▶ DATA PROVIDED
━━━━━━━━━━━━━━━━━━━━

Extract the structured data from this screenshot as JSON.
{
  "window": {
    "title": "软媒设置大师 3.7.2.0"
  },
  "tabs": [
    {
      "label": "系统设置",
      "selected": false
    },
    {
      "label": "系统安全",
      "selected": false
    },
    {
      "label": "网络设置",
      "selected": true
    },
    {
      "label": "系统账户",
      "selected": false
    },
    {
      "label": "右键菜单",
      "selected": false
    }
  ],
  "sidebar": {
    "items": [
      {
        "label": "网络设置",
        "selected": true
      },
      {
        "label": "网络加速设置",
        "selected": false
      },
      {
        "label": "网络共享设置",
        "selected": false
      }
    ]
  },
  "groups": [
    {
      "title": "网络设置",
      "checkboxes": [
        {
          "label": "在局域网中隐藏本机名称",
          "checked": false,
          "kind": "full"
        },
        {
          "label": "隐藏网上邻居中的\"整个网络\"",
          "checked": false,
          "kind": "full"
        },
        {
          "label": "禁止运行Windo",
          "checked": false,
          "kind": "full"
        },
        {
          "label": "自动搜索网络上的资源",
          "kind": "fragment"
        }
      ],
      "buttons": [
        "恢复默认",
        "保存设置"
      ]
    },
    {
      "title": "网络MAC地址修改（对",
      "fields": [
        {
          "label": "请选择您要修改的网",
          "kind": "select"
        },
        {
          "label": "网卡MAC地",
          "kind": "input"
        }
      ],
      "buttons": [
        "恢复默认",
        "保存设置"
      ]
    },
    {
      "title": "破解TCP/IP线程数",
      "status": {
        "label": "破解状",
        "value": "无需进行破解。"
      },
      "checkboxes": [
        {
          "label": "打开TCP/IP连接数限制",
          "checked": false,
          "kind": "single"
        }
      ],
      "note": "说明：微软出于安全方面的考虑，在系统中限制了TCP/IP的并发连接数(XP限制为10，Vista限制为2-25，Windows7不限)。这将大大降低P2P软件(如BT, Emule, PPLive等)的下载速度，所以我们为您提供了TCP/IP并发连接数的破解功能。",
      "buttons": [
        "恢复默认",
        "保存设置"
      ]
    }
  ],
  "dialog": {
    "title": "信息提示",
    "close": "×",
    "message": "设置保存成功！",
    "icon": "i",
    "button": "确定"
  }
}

━━━━━━━━━━━━━━━━━━━━

▶ YOUR TASK
The lines above should be duplicated exactly.

▶ ANSWER
Extract the structured data from this screenshot as JSON.
{
  "window": {
    "title": "软媒设置大师 3.7.2.0"
  },
  "tabs": [
    {
      "label": "系统设置",
      "selected": false
    },
    {
      "label": "系统安全",
      "selected": false
    },
    {
      "label": "网络设置",
      "selected": true
    },
    {
      "label": "系统账户",
      "selected": false
    },
    {
      "label": "右键菜单",
      "selected": false
    }
  ],
  "sidebar": {
    "items": [
      {
        "label": "网络设置",
        "selected": true
      },
      {
        "label": "网络加速设置",
        "selected": false
      },
      {
        "label": "网络共享设置",
        "selected": false
      }
    ]
  },
  "groups": [
    {
      "title": "网络设置",
      "checkboxes": [
        {
          "label": "在局域网中隐藏本机名称",
          "checked": false,
          "kind": "full"
        },
        {
          "label": "隐藏网上邻居中的\"整个网络\"",
          "checked": false,
          "kind": "full"
        },
        {
          "label": "禁止运行Windo",
          "checked": false,
          "kind": "full"
        },
        {
          "label": "自动搜索网络上的资源",
          "kind": "fragment"
        }
      ],
      "buttons": [
        "恢复默认",
        "保存设置"
      ]
    },
    {
      "title": "网络MAC地址修改（对",
      "fields": [
        {
          "label": "请选择您要修改的网",
          "kind": "select"
        },
        {
          "label": "网卡MAC地",
          "kind": "input"
        }
      ],
      "buttons": [
        "恢复默认",
        "保存设置"
      ]
    },
    {
      "title": "破解TCP/IP线程数",
      "status": {
        "label": "破解状",
        "value": "无需进行破解。"
      },
      "checkboxes": [
        {
          "label": "打开TCP/IP连接数限制",
          "checked": false,
          "kind": "single"
        }
      ],
      "note": "说明：微软出于安全方面的考虑，在系统中限制了TCP/IP的并发连接数(XP限制为10，Vista限制为2-25，Windows7不限)。这将大大降低P2P软件(如BT, Emule, PPLive等)的下载速度，所以我们为您提供了TCP/IP并发连接数的破解功能。",
      "buttons": [
        "恢复默认",
        "保存设置"
      ]
    }
  ],
  "dialog": {
    "title": "信息提示",
    "close": "×",
    "message": "设置保存成功！",
    "icon": "i",
    "button": "确定"
  }
}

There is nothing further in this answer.